**What is asked:**
Transcribe every entry word for word. Skip the pictures.

**Excerpted records:**
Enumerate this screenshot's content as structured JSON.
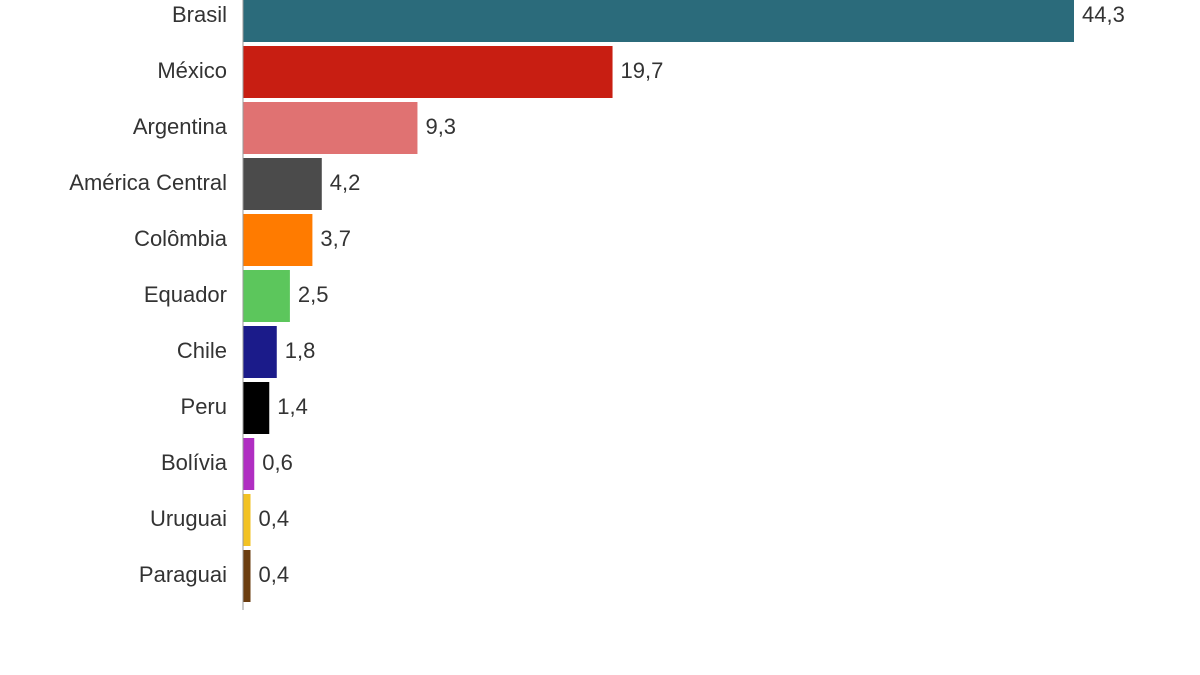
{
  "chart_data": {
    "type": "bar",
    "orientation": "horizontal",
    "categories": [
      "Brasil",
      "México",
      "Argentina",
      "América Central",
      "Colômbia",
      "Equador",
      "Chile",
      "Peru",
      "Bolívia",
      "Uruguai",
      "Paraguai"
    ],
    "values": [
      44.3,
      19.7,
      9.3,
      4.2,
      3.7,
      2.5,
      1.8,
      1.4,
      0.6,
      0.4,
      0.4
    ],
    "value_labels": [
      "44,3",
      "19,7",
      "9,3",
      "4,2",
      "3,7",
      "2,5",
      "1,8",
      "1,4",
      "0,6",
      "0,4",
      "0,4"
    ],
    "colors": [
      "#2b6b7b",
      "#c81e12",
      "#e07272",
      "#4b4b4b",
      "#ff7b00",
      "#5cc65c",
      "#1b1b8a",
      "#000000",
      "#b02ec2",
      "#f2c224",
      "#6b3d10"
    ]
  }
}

**Finished answer:**
Enumerate this screenshot's content as structured JSON.
{
  "chart_data": {
    "type": "bar",
    "orientation": "horizontal",
    "categories": [
      "Brasil",
      "México",
      "Argentina",
      "América Central",
      "Colômbia",
      "Equador",
      "Chile",
      "Peru",
      "Bolívia",
      "Uruguai",
      "Paraguai"
    ],
    "values": [
      44.3,
      19.7,
      9.3,
      4.2,
      3.7,
      2.5,
      1.8,
      1.4,
      0.6,
      0.4,
      0.4
    ],
    "value_labels": [
      "44,3",
      "19,7",
      "9,3",
      "4,2",
      "3,7",
      "2,5",
      "1,8",
      "1,4",
      "0,6",
      "0,4",
      "0,4"
    ],
    "colors": [
      "#2b6b7b",
      "#c81e12",
      "#e07272",
      "#4b4b4b",
      "#ff7b00",
      "#5cc65c",
      "#1b1b8a",
      "#000000",
      "#b02ec2",
      "#f2c224",
      "#6b3d10"
    ]
  }
}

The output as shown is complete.